### GOAL
Check every line below for the string "this", and copy the lines that contain it.
»»
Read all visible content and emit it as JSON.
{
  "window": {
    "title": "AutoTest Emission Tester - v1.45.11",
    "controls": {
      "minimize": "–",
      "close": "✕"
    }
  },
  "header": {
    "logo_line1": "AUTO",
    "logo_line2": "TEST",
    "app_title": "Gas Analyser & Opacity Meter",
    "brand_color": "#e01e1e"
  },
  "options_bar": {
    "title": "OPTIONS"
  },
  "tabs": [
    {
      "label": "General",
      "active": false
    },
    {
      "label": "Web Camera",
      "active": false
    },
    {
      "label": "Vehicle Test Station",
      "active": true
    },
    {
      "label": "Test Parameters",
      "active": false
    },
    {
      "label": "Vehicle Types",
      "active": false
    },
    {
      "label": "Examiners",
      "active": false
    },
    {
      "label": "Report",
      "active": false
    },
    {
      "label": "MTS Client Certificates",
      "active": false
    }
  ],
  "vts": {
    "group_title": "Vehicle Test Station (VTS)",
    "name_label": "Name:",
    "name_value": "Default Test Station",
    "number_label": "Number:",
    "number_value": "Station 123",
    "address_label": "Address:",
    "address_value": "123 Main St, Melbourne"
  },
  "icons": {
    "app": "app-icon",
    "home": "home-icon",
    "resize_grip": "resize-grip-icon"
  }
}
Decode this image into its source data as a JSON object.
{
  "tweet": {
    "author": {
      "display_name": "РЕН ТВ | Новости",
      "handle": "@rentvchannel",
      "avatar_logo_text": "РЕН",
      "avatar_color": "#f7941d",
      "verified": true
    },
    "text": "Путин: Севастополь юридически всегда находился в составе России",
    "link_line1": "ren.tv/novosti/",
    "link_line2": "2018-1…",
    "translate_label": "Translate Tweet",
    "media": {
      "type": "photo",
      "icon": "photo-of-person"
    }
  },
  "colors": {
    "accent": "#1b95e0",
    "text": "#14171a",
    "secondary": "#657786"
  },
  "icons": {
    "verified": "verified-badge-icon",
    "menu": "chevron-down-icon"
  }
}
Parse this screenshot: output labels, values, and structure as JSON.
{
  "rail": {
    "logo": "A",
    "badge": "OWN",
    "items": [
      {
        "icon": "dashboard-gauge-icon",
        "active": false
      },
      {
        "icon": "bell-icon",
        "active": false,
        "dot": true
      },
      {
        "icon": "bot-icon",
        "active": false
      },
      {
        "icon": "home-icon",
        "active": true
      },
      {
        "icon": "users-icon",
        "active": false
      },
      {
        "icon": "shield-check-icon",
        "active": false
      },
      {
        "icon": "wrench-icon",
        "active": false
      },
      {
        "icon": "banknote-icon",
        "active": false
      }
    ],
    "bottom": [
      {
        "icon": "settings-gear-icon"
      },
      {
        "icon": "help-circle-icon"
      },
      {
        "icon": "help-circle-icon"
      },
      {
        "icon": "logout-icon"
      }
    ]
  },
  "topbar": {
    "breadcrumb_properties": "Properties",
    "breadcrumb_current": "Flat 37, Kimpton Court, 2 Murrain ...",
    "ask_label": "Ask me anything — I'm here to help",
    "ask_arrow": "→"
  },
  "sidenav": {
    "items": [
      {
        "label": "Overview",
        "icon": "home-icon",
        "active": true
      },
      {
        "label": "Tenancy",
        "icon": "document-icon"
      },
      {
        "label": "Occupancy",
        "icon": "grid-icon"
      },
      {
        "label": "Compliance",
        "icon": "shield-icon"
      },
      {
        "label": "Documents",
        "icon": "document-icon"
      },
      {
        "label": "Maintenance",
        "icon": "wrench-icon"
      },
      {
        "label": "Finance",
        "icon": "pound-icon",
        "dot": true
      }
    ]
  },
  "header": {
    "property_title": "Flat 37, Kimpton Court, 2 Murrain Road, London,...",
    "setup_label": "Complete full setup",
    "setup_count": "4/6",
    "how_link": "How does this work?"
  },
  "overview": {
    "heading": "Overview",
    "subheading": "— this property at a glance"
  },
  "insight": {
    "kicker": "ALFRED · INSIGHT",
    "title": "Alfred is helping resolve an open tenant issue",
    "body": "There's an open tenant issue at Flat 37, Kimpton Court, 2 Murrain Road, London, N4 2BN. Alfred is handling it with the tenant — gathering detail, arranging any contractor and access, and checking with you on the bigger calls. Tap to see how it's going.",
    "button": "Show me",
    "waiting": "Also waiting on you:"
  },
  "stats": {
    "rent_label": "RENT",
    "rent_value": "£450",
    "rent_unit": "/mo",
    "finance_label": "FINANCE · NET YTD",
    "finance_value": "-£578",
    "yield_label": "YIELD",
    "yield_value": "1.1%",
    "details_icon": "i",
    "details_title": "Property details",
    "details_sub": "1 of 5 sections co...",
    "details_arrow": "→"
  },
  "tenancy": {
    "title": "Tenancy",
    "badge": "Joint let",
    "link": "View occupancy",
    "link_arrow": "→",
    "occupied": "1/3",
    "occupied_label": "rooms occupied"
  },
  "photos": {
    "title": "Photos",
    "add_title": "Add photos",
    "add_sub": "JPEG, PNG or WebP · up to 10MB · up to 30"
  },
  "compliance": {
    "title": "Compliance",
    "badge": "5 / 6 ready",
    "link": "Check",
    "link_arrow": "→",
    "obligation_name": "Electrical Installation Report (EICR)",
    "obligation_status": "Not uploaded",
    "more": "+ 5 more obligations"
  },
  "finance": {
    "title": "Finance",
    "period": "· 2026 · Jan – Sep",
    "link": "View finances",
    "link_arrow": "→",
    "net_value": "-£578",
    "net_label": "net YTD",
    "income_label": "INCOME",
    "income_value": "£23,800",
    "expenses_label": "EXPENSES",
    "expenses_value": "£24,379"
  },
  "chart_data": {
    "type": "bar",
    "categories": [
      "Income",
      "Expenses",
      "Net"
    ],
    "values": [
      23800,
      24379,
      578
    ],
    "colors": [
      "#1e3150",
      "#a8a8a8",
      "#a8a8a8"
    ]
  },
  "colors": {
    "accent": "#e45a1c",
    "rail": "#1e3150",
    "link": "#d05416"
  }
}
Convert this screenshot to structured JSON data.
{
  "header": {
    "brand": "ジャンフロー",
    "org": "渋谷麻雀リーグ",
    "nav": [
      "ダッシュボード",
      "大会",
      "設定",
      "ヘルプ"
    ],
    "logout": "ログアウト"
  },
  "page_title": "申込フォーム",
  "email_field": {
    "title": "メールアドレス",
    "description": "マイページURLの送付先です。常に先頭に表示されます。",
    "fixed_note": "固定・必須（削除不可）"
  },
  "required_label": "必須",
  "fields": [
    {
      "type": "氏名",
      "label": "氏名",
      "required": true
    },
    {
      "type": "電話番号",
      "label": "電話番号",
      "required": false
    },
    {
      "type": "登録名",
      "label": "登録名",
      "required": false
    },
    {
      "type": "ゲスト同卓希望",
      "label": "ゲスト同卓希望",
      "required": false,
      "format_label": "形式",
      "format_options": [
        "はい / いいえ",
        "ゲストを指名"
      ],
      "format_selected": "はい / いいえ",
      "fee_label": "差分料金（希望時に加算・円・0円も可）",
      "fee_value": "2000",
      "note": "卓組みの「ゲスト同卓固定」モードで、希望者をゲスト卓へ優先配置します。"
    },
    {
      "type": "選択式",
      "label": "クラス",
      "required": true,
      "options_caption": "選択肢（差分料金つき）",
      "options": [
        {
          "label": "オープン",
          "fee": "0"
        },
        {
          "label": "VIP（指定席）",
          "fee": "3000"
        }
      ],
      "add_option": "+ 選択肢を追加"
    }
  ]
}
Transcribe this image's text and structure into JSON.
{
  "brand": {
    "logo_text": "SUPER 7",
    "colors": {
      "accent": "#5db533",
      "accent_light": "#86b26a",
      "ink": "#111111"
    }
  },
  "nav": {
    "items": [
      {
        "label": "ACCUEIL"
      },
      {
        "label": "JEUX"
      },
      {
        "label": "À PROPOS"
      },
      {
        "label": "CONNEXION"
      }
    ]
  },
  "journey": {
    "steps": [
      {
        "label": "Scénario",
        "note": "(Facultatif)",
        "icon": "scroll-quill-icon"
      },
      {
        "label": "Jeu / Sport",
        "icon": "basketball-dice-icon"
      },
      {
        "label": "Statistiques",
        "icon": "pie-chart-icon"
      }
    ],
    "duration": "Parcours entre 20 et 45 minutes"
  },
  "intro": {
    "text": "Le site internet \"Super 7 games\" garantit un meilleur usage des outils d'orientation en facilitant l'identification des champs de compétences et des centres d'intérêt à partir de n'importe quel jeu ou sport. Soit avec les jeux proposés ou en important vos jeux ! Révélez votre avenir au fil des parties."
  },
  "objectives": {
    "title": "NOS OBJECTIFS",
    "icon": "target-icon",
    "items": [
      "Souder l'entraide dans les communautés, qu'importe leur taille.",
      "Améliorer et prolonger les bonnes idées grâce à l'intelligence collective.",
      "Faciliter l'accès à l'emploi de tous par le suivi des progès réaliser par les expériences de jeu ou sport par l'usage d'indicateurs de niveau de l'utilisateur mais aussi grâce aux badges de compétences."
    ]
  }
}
««
### WRITTEN RESPONSE
Decode this image into its source data as a JSON object.
Parse this screenshot: output labels, values, and structure as JSON.
    "how_link": "How does this work?"
    "subheading": "— this property at a glance"
Convert this screenshot to structured JSON data.
Transcribe this image's text and structure into JSON.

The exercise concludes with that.